Prompt.
Your task is to give the data again, exactly, with every line intact.

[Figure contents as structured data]
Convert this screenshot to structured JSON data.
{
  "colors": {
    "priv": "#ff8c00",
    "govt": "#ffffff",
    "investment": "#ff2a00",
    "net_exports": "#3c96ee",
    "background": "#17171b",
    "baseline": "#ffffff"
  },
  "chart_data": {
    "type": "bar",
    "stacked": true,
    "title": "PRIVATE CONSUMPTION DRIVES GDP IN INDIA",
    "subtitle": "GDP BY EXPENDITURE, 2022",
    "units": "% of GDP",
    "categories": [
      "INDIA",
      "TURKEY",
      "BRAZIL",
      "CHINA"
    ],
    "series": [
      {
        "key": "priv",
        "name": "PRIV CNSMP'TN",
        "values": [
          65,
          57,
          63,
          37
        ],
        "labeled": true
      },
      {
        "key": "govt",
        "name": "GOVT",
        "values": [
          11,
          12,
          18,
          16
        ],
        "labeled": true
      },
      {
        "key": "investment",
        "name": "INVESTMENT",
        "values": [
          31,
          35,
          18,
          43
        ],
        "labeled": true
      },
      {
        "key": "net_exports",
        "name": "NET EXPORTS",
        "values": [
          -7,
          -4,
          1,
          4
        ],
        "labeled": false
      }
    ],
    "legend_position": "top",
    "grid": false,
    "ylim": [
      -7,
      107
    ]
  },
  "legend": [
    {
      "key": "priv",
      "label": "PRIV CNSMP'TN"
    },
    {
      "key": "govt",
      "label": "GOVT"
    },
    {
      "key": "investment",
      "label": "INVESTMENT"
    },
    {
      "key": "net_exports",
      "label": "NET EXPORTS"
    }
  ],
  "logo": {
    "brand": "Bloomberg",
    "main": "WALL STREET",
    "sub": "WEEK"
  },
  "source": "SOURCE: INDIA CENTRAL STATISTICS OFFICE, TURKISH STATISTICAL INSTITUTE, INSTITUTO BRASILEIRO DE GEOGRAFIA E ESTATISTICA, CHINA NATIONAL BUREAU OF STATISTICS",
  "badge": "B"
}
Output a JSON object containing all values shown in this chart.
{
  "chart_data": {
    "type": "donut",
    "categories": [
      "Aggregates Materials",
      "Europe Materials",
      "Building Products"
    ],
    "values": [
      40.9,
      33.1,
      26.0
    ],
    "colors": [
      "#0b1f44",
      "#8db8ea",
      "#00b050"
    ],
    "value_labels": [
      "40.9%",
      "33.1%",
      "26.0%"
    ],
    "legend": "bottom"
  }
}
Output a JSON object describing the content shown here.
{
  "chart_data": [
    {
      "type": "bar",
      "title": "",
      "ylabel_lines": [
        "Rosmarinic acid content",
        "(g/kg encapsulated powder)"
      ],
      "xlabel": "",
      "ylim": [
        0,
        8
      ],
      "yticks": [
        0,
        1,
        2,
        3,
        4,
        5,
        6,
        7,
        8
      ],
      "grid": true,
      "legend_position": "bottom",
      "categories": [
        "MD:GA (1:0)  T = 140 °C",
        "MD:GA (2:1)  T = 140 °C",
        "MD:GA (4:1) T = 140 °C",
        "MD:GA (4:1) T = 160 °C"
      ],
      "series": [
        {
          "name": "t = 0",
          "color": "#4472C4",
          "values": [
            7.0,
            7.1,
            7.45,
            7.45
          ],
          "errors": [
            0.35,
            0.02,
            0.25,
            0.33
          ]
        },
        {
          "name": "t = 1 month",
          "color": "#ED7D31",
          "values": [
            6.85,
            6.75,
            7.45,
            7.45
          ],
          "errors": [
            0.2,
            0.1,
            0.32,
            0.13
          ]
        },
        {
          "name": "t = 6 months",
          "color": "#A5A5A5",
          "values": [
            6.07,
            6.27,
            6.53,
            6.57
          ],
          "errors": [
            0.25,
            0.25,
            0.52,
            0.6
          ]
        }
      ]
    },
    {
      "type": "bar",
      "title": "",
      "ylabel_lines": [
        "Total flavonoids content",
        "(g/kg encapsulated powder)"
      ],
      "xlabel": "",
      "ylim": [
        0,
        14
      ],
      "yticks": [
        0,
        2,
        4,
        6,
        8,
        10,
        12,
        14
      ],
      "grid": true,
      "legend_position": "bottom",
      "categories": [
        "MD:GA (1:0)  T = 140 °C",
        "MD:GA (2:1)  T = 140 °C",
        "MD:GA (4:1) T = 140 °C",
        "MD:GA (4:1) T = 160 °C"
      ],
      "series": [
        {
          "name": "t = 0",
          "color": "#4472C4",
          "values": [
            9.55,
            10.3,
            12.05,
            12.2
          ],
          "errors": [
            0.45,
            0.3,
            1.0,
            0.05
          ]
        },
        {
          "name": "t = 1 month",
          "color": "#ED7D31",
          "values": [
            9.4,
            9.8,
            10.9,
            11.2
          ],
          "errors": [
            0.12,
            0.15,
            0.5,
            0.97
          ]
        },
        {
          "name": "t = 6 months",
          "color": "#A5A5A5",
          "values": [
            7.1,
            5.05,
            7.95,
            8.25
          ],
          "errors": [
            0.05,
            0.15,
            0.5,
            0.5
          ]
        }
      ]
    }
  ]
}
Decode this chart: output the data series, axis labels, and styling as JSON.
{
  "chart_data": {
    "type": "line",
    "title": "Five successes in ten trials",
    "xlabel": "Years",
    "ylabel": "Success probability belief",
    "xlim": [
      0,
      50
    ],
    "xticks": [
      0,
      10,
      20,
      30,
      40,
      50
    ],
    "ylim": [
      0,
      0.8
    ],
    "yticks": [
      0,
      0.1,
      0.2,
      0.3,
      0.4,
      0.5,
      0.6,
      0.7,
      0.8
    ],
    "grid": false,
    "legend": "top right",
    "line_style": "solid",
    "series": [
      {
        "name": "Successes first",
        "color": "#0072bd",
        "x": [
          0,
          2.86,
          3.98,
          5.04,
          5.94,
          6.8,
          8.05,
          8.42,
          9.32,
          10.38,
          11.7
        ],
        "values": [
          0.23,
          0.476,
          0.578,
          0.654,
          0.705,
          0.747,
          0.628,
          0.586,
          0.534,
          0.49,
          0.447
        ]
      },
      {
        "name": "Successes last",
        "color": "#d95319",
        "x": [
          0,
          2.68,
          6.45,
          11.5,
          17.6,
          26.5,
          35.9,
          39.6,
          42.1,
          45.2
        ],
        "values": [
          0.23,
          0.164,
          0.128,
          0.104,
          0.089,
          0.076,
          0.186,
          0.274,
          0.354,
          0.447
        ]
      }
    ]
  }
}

Solved exercise.
Convert this screenshot to structured JSON data.
{
  "colors": {
    "priv": "#ff8c00",
    "govt": "#ffffff",
    "investment": "#ff2a00",
    "net_exports": "#3c96ee",
    "background": "#17171b",
    "baseline": "#ffffff"
  },
  "chart_data": {
    "type": "bar",
    "stacked": true,
    "title": "PRIVATE CONSUMPTION DRIVES GDP IN INDIA",
    "subtitle": "GDP BY EXPENDITURE, 2022",
    "units": "% of GDP",
    "categories": [
      "INDIA",
      "TURKEY",
      "BRAZIL",
      "CHINA"
    ],
    "series": [
      {
        "key": "priv",
        "name": "PRIV CNSMP'TN",
        "values": [
          65,
          57,
          63,
          37
        ],
        "labeled": true
      },
      {
        "key": "govt",
        "name": "GOVT",
        "values": [
          11,
          12,
          18,
          16
        ],
        "labeled": true
      },
      {
        "key": "investment",
        "name": "INVESTMENT",
        "values": [
          31,
          35,
          18,
          43
        ],
        "labeled": true
      },
      {
        "key": "net_exports",
        "name": "NET EXPORTS",
        "values": [
          -7,
          -4,
          1,
          4
        ],
        "labeled": false
      }
    ],
    "legend_position": "top",
    "grid": false,
    "ylim": [
      -7,
      107
    ]
  },
  "legend": [
    {
      "key": "priv",
      "label": "PRIV CNSMP'TN"
    },
    {
      "key": "govt",
      "label": "GOVT"
    },
    {
      "key": "investment",
      "label": "INVESTMENT"
    },
    {
      "key": "net_exports",
      "label": "NET EXPORTS"
    }
  ],
  "logo": {
    "brand": "Bloomberg",
    "main": "WALL STREET",
    "sub": "WEEK"
  },
  "source": "SOURCE: INDIA CENTRAL STATISTICS OFFICE, TURKISH STATISTICAL INSTITUTE, INSTITUTO BRASILEIRO DE GEOGRAFIA E ESTATISTICA, CHINA NATIONAL BUREAU OF STATISTICS",
  "badge": "B"
}
Output a JSON object containing all values shown in this chart.
{
  "chart_data": {
    "type": "donut",
    "categories": [
      "Aggregates Materials",
      "Europe Materials",
      "Building Products"
    ],
    "values": [
      40.9,
      33.1,
      26.0
    ],
    "colors": [
      "#0b1f44",
      "#8db8ea",
      "#00b050"
    ],
    "value_labels": [
      "40.9%",
      "33.1%",
      "26.0%"
    ],
    "legend": "bottom"
  }
}
Output a JSON object describing the content shown here.
{
  "chart_data": [
    {
      "type": "bar",
      "title": "",
      "ylabel_lines": [
        "Rosmarinic acid content",
        "(g/kg encapsulated powder)"
      ],
      "xlabel": "",
      "ylim": [
        0,
        8
      ],
      "yticks": [
        0,
        1,
        2,
        3,
        4,
        5,
        6,
        7,
        8
      ],
      "grid": true,
      "legend_position": "bottom",
      "categories": [
        "MD:GA (1:0)  T = 140 °C",
        "MD:GA (2:1)  T = 140 °C",
        "MD:GA (4:1) T = 140 °C",
        "MD:GA (4:1) T = 160 °C"
      ],
      "series": [
        {
          "name": "t = 0",
          "color": "#4472C4",
          "values": [
            7.0,
            7.1,
            7.45,
            7.45
          ],
          "errors": [
            0.35,
            0.02,
            0.25,
            0.33
          ]
        },
        {
          "name": "t = 1 month",
          "color": "#ED7D31",
          "values": [
            6.85,
            6.75,
            7.45,
            7.45
          ],
          "errors": [
            0.2,
            0.1,
            0.32,
            0.13
          ]
        },
        {
          "name": "t = 6 months",
          "color": "#A5A5A5",
          "values": [
            6.07,
            6.27,
            6.53,
            6.57
          ],
          "errors": [
            0.25,
            0.25,
            0.52,
            0.6
          ]
        }
      ]
    },
    {
      "type": "bar",
      "title": "",
      "ylabel_lines": [
        "Total flavonoids content",
        "(g/kg encapsulated powder)"
      ],
      "xlabel": "",
      "ylim": [
        0,
        14
      ],
      "yticks": [
        0,
        2,
        4,
        6,
        8,
        10,
        12,
        14
      ],
      "grid": true,
      "legend_position": "bottom",
      "categories": [
        "MD:GA (1:0)  T = 140 °C",
        "MD:GA (2:1)  T = 140 °C",
        "MD:GA (4:1) T = 140 °C",
        "MD:GA (4:1) T = 160 °C"
      ],
      "series": [
        {
          "name": "t = 0",
          "color": "#4472C4",
          "values": [
            9.55,
            10.3,
            12.05,
            12.2
          ],
          "errors": [
            0.45,
            0.3,
            1.0,
            0.05
          ]
        },
        {
          "name": "t = 1 month",
          "color": "#ED7D31",
          "values": [
            9.4,
            9.8,
            10.9,
            11.2
          ],
          "errors": [
            0.12,
            0.15,
            0.5,
            0.97
          ]
        },
        {
          "name": "t = 6 months",
          "color": "#A5A5A5",
          "values": [
            7.1,
            5.05,
            7.95,
            8.25
          ],
          "errors": [
            0.05,
            0.15,
            0.5,
            0.5
          ]
        }
      ]
    }
  ]
}
Decode this chart: output the data series, axis labels, and styling as JSON.
{
  "chart_data": {
    "type": "line",
    "title": "Five successes in ten trials",
    "xlabel": "Years",
    "ylabel": "Success probability belief",
    "xlim": [
      0,
      50
    ],
    "xticks": [
      0,
      10,
      20,
      30,
      40,
      50
    ],
    "ylim": [
      0,
      0.8
    ],
    "yticks": [
      0,
      0.1,
      0.2,
      0.3,
      0.4,
      0.5,
      0.6,
      0.7,
      0.8
    ],
    "grid": false,
    "legend": "top right",
    "line_style": "solid",
    "series": [
      {
        "name": "Successes first",
        "color": "#0072bd",
        "x": [
          0,
          2.86,
          3.98,
          5.04,
          5.94,
          6.8,
          8.05,
          8.42,
          9.32,
          10.38,
          11.7
        ],
        "values": [
          0.23,
          0.476,
          0.578,
          0.654,
          0.705,
          0.747,
          0.628,
          0.586,
          0.534,
          0.49,
          0.447
        ]
      },
      {
        "name": "Successes last",
        "color": "#d95319",
        "x": [
          0,
          2.68,
          6.45,
          11.5,
          17.6,
          26.5,
          35.9,
          39.6,
          42.1,
          45.2
        ],
        "values": [
          0.23,
          0.164,
          0.128,
          0.104,
          0.089,
          0.076,
          0.186,
          0.274,
          0.354,
          0.447
        ]
      }
    ]
  }
}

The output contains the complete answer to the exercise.